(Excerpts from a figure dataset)
[start]
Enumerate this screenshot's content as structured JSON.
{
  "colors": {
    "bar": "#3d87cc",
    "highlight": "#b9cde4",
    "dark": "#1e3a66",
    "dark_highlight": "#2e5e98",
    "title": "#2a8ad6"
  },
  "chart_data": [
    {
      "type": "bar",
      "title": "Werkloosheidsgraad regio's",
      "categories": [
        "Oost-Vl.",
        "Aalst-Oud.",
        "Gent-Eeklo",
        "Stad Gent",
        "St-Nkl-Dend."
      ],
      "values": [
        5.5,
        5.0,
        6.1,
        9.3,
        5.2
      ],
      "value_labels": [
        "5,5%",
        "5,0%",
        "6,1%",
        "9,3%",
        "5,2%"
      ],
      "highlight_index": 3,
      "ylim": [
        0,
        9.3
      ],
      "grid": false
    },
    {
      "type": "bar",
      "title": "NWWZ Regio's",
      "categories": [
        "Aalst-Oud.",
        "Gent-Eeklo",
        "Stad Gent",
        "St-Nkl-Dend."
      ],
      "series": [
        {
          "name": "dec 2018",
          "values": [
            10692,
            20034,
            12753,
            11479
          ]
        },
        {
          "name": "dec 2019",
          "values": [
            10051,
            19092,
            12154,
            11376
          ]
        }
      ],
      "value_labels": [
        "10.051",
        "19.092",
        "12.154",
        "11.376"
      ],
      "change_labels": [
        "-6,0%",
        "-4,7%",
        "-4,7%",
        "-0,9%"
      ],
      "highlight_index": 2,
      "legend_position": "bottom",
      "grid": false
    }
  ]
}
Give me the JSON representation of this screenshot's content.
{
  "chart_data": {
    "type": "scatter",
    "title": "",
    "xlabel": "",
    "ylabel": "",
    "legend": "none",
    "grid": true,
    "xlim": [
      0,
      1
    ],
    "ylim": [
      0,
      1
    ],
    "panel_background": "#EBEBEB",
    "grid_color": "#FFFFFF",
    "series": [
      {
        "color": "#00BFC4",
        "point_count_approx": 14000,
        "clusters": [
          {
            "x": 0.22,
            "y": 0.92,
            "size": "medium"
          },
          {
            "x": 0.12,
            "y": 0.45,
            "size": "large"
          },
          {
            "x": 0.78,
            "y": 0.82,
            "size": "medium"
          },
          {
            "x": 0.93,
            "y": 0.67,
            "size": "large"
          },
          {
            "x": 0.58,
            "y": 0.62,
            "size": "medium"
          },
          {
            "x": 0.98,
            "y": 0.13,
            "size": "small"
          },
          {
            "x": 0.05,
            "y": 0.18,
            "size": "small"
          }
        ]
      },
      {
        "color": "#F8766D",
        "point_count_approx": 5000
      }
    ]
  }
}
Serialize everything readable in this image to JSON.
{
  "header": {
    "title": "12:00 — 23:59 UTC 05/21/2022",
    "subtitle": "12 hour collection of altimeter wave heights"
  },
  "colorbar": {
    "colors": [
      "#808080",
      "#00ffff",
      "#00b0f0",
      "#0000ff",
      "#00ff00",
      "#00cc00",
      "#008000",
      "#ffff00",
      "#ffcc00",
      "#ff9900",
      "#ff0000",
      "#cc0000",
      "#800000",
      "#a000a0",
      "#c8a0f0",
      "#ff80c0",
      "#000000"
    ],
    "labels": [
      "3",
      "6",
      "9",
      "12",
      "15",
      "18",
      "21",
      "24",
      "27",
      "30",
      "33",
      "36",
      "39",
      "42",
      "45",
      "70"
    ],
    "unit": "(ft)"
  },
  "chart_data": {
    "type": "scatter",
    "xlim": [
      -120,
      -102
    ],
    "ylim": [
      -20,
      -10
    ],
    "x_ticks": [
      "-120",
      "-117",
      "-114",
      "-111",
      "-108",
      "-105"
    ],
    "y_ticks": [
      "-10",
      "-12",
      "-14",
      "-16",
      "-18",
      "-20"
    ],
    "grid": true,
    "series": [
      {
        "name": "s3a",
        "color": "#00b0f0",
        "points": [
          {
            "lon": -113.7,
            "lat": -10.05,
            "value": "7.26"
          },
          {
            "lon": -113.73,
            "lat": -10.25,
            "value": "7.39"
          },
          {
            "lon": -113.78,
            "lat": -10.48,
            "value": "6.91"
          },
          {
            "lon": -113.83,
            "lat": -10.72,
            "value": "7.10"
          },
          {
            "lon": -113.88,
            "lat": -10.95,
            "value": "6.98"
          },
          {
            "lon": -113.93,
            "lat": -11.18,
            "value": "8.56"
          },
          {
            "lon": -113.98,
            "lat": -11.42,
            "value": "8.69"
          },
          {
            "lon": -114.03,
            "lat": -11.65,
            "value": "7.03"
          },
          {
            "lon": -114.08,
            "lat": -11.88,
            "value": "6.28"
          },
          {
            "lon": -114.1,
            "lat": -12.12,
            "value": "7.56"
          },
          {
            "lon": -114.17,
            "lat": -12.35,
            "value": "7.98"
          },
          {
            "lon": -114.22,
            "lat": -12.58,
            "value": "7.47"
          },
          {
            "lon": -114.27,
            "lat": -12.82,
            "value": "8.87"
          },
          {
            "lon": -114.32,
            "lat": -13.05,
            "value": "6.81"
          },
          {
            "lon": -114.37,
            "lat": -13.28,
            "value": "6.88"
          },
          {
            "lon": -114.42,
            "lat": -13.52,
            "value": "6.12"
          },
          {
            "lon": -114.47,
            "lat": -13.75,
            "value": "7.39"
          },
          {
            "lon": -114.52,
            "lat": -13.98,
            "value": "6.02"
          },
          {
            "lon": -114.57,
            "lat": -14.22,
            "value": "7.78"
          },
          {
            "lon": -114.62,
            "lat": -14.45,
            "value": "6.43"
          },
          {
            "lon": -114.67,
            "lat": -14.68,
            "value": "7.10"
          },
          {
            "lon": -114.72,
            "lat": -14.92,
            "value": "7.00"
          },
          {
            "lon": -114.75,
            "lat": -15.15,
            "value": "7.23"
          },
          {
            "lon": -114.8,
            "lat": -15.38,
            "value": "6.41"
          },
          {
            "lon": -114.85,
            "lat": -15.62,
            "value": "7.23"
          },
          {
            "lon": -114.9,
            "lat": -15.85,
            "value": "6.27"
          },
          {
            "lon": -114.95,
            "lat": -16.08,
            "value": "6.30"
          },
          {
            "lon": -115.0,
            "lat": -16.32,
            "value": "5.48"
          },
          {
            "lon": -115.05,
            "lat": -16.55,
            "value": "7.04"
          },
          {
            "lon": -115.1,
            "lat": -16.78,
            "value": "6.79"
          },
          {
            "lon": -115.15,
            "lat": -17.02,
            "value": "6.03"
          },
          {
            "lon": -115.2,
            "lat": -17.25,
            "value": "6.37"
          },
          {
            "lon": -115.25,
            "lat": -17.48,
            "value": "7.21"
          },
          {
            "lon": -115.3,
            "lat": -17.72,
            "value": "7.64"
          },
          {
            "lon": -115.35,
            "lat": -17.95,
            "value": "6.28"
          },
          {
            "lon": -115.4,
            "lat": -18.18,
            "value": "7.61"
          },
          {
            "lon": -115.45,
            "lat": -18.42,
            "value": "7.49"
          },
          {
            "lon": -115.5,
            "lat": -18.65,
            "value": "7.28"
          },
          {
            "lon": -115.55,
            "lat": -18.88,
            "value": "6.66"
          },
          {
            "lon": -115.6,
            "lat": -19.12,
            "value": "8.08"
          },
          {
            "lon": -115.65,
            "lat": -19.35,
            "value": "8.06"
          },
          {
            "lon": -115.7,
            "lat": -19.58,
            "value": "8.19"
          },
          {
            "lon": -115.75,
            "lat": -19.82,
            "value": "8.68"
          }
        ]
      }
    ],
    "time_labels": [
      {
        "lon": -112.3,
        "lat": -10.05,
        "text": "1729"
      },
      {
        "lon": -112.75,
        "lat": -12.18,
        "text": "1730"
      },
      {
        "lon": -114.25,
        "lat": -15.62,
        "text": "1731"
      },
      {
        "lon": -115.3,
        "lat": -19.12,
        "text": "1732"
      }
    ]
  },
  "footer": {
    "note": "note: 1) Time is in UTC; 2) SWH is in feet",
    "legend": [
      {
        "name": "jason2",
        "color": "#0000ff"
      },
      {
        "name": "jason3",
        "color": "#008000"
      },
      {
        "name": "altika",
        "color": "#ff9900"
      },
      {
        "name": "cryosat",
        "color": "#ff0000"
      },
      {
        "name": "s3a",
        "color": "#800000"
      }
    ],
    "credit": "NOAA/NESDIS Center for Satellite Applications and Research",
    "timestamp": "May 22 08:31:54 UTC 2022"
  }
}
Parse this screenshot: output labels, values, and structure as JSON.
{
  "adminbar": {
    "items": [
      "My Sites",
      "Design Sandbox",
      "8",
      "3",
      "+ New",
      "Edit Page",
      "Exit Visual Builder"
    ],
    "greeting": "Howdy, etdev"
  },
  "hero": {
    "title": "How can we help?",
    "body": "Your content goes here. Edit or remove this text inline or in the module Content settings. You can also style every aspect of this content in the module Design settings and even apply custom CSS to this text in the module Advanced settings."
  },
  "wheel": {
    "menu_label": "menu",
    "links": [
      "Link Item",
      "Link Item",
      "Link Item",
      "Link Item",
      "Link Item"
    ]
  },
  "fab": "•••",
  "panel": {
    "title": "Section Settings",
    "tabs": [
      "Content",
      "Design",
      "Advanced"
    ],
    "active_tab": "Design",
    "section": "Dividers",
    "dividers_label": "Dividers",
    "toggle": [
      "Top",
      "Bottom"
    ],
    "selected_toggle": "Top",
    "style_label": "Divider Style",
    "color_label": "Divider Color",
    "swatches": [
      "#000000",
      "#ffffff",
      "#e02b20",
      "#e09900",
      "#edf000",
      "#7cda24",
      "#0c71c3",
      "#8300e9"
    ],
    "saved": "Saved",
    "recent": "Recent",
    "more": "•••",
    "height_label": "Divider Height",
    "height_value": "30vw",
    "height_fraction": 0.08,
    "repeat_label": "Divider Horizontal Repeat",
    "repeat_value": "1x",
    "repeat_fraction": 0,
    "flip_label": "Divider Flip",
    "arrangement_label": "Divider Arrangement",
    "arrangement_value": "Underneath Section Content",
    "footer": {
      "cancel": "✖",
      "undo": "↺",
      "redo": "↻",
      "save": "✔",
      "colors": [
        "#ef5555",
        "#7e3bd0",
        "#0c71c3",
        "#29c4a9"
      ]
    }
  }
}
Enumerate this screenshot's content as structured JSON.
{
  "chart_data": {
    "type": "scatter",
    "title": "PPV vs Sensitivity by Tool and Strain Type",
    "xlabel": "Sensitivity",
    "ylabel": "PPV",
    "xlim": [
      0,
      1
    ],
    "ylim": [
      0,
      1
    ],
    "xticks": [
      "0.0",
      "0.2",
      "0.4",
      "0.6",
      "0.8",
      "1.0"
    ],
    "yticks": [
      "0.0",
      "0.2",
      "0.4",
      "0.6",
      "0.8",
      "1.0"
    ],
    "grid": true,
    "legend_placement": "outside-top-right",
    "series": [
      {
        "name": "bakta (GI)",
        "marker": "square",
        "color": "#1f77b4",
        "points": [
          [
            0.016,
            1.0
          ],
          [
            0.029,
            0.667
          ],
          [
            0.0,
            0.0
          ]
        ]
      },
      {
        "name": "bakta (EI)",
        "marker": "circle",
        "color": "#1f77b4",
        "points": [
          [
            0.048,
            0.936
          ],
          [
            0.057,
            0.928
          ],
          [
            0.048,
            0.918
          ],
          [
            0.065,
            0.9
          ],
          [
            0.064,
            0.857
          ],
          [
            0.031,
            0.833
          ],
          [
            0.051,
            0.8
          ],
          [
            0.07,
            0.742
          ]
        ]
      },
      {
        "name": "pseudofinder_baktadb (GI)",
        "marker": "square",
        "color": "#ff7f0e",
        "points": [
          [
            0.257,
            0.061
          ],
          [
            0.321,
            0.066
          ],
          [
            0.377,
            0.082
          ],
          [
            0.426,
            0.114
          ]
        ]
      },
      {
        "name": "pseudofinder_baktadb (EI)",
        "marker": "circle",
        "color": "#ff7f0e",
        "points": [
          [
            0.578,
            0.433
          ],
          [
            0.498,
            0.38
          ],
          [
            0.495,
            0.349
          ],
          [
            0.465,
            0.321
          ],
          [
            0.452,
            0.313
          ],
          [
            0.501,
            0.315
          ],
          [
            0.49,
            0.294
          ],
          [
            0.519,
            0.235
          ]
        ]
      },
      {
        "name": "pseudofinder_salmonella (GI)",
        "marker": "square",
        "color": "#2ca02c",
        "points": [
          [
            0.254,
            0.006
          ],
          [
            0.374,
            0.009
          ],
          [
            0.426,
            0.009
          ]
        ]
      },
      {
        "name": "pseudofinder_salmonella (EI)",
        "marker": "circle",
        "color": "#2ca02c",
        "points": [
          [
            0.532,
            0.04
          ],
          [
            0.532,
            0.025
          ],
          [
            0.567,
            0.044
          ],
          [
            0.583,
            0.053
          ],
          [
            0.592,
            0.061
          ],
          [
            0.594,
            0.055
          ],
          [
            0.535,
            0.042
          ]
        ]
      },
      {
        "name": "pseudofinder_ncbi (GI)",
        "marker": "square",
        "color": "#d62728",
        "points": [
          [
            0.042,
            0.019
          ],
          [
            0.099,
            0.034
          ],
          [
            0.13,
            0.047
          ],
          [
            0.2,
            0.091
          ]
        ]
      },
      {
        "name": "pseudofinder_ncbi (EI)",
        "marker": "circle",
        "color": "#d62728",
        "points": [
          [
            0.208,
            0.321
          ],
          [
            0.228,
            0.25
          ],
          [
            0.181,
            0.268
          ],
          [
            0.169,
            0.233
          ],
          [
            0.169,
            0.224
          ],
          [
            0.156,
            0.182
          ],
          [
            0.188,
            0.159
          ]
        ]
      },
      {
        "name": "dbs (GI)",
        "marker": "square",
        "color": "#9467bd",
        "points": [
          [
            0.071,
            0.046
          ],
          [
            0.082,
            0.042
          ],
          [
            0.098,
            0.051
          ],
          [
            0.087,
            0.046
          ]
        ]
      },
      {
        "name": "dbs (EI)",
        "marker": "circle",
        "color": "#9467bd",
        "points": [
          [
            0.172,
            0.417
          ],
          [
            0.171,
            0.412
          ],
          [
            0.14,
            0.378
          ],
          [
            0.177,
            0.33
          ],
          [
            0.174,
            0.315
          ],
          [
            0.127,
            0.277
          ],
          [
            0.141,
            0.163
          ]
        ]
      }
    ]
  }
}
[end]
(WORK INSTRUCTIONS):
Check each line of the records for "screenshot" and copy the ones that contain it.

(FINAL RESULT):
Enumerate this screenshot's content as structured JSON.
Give me the JSON representation of this screenshot's content.
Parse this screenshot: output labels, values, and structure as JSON.
Enumerate this screenshot's content as structured JSON.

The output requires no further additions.